_GOAL:_ Can the data below be set down again exactly, line for line?

Stored data entries

########################################

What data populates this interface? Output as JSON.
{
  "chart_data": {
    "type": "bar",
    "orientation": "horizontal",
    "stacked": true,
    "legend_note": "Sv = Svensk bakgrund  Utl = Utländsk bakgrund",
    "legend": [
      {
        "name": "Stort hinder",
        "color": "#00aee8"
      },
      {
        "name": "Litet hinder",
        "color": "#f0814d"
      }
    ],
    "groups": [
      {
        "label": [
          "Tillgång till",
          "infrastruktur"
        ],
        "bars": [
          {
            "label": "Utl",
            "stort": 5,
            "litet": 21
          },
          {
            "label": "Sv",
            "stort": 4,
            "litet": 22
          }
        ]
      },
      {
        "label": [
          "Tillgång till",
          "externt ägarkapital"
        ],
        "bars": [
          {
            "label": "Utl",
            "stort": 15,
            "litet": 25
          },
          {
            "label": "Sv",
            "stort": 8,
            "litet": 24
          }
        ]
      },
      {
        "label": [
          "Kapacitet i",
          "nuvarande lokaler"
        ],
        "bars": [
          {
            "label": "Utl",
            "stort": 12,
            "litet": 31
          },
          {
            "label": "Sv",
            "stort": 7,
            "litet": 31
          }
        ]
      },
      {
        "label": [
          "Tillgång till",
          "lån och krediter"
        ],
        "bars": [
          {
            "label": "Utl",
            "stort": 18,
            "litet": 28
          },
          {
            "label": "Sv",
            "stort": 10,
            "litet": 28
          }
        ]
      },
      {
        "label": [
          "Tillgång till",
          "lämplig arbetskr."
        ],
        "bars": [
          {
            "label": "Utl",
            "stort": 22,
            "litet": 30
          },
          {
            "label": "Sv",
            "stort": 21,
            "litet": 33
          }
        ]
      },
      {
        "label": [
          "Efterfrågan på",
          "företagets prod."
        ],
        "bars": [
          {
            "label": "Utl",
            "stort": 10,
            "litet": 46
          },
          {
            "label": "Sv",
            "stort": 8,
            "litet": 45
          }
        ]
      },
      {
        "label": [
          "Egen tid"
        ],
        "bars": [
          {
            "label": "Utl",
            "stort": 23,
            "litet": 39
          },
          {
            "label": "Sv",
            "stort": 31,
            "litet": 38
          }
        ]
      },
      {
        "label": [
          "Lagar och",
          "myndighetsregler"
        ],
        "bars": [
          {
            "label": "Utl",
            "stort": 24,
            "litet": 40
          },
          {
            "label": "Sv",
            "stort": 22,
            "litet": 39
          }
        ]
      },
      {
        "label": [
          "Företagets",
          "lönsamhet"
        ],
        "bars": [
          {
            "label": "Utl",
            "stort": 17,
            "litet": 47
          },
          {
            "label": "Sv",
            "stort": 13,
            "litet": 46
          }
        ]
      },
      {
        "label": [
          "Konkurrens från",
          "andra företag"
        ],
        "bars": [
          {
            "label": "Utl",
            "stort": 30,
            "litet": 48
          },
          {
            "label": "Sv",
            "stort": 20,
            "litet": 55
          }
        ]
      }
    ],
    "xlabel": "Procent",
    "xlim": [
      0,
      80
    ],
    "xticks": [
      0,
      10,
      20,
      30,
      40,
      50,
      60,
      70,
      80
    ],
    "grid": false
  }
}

########################################

_TASK RESULT:_
What data populates this interface? Output as JSON.
{
  "chart_data": {
    "type": "bar",
    "orientation": "horizontal",
    "stacked": true,
    "legend_note": "Sv = Svensk bakgrund  Utl = Utländsk bakgrund",
    "legend": [
      {
        "name": "Stort hinder",
        "color": "#00aee8"
      },
      {
        "name": "Litet hinder",
        "color": "#f0814d"
      }
    ],
    "groups": [
      {
        "label": [
          "Tillgång till",
          "infrastruktur"
        ],
        "bars": [
          {
            "label": "Utl",
            "stort": 5,
            "litet": 21
          },
          {
            "label": "Sv",
            "stort": 4,
            "litet": 22
          }
        ]
      },
      {
        "label": [
          "Tillgång till",
          "externt ägarkapital"
        ],
        "bars": [
          {
            "label": "Utl",
            "stort": 15,
            "litet": 25
          },
          {
            "label": "Sv",
            "stort": 8,
            "litet": 24
          }
        ]
      },
      {
        "label": [
          "Kapacitet i",
          "nuvarande lokaler"
        ],
        "bars": [
          {
            "label": "Utl",
            "stort": 12,
            "litet": 31
          },
          {
            "label": "Sv",
            "stort": 7,
            "litet": 31
          }
        ]
      },
      {
        "label": [
          "Tillgång till",
          "lån och krediter"
        ],
        "bars": [
          {
            "label": "Utl",
            "stort": 18,
            "litet": 28
          },
          {
            "label": "Sv",
            "stort": 10,
            "litet": 28
          }
        ]
      },
      {
        "label": [
          "Tillgång till",
          "lämplig arbetskr."
        ],
        "bars": [
          {
            "label": "Utl",
            "stort": 22,
            "litet": 30
          },
          {
            "label": "Sv",
            "stort": 21,
            "litet": 33
          }
        ]
      },
      {
        "label": [
          "Efterfrågan på",
          "företagets prod."
        ],
        "bars": [
          {
            "label": "Utl",
            "stort": 10,
            "litet": 46
          },
          {
            "label": "Sv",
            "stort": 8,
            "litet": 45
          }
        ]
      },
      {
        "label": [
          "Egen tid"
        ],
        "bars": [
          {
            "label": "Utl",
            "stort": 23,
            "litet": 39
          },
          {
            "label": "Sv",
            "stort": 31,
            "litet": 38
          }
        ]
      },
      {
        "label": [
          "Lagar och",
          "myndighetsregler"
        ],
        "bars": [
          {
            "label": "Utl",
            "stort": 24,
            "litet": 40
          },
          {
            "label": "Sv",
            "stort": 22,
            "litet": 39
          }
        ]
      },
      {
        "label": [
          "Företagets",
          "lönsamhet"
        ],
        "bars": [
          {
            "label": "Utl",
            "stort": 17,
            "litet": 47
          },
          {
            "label": "Sv",
            "stort": 13,
            "litet": 46
          }
        ]
      },
      {
        "label": [
          "Konkurrens från",
          "andra företag"
        ],
        "bars": [
          {
            "label": "Utl",
            "stort": 30,
            "litet": 48
          },
          {
            "label": "Sv",
            "stort": 20,
            "litet": 55
          }
        ]
      }
    ],
    "xlabel": "Procent",
    "xlim": [
      0,
      80
    ],
    "xticks": [
      0,
      10,
      20,
      30,
      40,
      50,
      60,
      70,
      80
    ],
    "grid": false
  }
}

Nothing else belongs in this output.